## DATA FOR THIS EXERCISE
══════════════════════════════

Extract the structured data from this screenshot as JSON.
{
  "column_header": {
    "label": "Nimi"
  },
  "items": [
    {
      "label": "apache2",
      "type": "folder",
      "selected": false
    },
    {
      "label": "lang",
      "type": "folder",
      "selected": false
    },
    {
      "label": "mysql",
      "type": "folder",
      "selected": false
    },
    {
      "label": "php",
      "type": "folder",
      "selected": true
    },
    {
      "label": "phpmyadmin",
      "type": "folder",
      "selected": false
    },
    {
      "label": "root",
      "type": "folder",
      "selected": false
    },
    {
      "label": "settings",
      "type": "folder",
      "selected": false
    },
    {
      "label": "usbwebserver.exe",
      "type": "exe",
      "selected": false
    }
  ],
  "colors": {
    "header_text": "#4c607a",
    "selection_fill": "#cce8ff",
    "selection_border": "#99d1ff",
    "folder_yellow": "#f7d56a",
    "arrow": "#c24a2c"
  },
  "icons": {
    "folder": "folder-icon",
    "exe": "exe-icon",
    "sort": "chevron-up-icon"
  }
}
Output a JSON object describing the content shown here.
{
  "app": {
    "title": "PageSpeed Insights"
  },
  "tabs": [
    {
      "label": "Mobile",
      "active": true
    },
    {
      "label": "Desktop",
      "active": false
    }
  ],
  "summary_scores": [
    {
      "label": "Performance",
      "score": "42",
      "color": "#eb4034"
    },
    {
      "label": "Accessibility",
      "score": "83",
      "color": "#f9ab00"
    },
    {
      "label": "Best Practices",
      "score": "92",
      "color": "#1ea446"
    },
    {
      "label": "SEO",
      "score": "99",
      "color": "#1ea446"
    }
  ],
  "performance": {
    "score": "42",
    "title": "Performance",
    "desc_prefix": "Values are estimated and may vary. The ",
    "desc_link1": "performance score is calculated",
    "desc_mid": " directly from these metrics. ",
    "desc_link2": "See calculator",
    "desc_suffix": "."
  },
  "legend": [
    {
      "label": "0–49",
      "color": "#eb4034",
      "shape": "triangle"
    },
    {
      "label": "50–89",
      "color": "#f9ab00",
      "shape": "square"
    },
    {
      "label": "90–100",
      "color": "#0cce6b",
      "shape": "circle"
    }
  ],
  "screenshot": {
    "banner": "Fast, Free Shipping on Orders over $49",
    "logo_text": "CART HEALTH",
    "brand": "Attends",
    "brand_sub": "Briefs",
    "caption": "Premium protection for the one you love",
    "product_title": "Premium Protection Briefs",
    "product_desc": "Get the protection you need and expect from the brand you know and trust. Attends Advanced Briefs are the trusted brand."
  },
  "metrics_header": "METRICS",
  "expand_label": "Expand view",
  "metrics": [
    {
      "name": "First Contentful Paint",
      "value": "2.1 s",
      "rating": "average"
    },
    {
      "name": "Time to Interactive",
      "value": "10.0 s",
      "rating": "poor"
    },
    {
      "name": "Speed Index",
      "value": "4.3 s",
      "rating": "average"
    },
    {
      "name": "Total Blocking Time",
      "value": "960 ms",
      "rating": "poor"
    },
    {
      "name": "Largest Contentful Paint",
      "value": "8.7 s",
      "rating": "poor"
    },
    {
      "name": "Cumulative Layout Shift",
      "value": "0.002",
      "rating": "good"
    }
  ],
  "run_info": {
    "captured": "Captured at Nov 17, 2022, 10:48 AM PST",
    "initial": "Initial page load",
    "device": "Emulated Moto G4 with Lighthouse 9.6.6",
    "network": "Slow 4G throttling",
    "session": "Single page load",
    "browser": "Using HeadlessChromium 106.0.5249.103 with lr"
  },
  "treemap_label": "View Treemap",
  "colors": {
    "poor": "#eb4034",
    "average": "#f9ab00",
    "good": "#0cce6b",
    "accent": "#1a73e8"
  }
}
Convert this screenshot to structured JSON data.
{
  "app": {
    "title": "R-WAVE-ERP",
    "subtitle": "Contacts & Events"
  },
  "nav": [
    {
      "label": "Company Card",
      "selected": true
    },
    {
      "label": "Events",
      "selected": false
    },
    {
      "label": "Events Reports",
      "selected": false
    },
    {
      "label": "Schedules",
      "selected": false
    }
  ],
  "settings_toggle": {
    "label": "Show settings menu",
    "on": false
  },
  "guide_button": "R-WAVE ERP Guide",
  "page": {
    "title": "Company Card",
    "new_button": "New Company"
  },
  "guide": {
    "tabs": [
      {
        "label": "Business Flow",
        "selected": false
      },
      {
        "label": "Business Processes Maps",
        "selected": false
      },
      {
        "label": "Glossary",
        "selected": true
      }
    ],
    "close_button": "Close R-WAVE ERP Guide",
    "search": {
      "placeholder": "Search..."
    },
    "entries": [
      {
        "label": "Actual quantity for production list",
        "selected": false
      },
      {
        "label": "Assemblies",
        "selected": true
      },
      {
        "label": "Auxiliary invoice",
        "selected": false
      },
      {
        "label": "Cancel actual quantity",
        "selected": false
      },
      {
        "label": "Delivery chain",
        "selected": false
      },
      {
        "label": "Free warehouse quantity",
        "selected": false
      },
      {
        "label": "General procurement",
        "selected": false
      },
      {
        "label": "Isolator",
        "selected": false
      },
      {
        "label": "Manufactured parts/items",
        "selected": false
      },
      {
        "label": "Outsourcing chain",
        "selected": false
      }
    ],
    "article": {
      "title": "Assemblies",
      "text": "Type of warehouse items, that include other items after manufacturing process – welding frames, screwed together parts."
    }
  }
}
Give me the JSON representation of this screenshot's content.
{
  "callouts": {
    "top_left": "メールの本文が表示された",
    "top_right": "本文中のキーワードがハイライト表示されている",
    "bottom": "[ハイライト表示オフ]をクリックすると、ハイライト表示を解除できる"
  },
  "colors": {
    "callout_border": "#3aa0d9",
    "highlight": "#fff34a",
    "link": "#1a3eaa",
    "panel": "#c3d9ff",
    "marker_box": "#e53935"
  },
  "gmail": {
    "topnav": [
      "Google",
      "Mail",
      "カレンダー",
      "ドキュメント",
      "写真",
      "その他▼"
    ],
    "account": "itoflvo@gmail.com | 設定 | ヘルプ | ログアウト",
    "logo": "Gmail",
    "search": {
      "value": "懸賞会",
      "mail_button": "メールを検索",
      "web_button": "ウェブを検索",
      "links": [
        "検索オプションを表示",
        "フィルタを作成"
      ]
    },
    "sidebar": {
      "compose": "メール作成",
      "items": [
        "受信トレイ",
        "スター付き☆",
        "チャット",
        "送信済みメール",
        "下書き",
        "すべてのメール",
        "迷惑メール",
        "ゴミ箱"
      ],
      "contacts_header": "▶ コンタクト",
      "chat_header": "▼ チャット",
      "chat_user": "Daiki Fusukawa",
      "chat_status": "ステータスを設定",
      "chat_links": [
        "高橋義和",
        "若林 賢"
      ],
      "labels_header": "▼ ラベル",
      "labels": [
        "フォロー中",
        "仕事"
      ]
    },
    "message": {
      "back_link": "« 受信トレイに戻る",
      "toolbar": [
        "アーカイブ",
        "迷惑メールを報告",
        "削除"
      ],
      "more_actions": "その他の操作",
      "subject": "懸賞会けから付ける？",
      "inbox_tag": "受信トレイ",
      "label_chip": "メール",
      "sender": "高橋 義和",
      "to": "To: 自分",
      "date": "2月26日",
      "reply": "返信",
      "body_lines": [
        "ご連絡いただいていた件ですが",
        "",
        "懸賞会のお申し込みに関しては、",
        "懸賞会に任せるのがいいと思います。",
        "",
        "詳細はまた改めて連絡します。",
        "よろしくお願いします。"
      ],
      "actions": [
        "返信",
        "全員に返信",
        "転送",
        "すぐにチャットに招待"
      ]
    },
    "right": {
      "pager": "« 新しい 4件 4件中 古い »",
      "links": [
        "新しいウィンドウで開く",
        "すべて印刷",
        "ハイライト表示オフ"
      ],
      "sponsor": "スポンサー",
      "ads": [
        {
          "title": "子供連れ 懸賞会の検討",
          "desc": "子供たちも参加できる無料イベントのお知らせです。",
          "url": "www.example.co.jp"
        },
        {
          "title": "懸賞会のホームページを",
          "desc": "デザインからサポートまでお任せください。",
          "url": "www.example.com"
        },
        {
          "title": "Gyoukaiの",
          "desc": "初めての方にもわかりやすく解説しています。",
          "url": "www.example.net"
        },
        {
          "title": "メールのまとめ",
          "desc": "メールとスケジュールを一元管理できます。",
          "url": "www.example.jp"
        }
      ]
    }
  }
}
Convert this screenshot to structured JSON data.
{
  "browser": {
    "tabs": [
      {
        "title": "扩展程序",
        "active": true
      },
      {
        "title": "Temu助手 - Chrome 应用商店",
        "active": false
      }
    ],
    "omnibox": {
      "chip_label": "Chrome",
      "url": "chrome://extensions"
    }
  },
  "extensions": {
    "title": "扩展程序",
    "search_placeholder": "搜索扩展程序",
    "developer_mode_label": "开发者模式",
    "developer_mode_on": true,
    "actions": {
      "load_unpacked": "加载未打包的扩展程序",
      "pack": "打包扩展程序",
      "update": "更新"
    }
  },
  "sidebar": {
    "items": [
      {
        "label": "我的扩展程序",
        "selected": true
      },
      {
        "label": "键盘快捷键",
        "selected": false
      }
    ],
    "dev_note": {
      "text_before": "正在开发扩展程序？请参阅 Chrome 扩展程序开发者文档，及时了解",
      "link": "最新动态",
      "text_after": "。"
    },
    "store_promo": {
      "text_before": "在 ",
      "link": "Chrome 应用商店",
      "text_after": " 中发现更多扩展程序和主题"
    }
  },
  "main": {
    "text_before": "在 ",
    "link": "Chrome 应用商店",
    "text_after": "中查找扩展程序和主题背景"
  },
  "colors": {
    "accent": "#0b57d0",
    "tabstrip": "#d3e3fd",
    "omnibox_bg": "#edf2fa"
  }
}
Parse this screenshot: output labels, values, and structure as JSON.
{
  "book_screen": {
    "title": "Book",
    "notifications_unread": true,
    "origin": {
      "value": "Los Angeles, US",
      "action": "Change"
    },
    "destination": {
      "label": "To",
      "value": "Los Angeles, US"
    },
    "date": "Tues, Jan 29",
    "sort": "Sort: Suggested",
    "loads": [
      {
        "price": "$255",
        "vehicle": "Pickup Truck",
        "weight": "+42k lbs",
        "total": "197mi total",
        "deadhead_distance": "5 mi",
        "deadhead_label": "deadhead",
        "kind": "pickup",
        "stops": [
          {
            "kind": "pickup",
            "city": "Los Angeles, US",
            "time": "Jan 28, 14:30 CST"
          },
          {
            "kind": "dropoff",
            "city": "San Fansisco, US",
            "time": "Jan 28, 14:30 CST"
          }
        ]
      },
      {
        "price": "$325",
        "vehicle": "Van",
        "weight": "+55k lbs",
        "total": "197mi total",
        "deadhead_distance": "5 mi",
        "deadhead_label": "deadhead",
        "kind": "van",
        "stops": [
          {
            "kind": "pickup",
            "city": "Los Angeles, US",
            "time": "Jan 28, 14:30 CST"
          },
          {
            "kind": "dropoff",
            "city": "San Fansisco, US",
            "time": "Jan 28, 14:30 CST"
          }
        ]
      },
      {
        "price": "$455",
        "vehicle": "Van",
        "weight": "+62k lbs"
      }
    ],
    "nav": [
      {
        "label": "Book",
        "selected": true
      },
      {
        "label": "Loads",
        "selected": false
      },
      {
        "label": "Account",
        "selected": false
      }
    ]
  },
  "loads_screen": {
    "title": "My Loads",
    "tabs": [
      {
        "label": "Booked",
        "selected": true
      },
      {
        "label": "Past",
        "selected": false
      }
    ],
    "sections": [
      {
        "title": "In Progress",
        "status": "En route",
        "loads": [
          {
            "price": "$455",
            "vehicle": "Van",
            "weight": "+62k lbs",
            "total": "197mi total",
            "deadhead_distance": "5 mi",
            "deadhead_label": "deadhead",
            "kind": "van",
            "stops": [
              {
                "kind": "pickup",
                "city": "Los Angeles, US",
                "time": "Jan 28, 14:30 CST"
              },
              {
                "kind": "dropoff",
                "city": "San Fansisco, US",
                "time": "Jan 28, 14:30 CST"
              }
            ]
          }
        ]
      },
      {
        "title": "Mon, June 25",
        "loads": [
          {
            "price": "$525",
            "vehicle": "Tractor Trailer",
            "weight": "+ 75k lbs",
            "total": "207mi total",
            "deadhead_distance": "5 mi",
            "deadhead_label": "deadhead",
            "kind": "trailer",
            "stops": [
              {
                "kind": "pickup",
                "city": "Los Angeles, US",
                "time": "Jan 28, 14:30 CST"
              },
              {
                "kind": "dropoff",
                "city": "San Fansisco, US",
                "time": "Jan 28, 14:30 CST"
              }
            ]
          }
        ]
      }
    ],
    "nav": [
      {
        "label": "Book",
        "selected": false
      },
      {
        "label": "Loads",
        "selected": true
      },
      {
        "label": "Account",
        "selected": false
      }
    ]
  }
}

══════════════════════════════

## BRIEF
Filter the data, keeping only the lines that contain "warehouse".

## EXERCISE RESPONSE
        "label": "Free warehouse quantity",
      "text": "Type of warehouse items, that include other items after manufacturing process – welding frames, screwed together parts."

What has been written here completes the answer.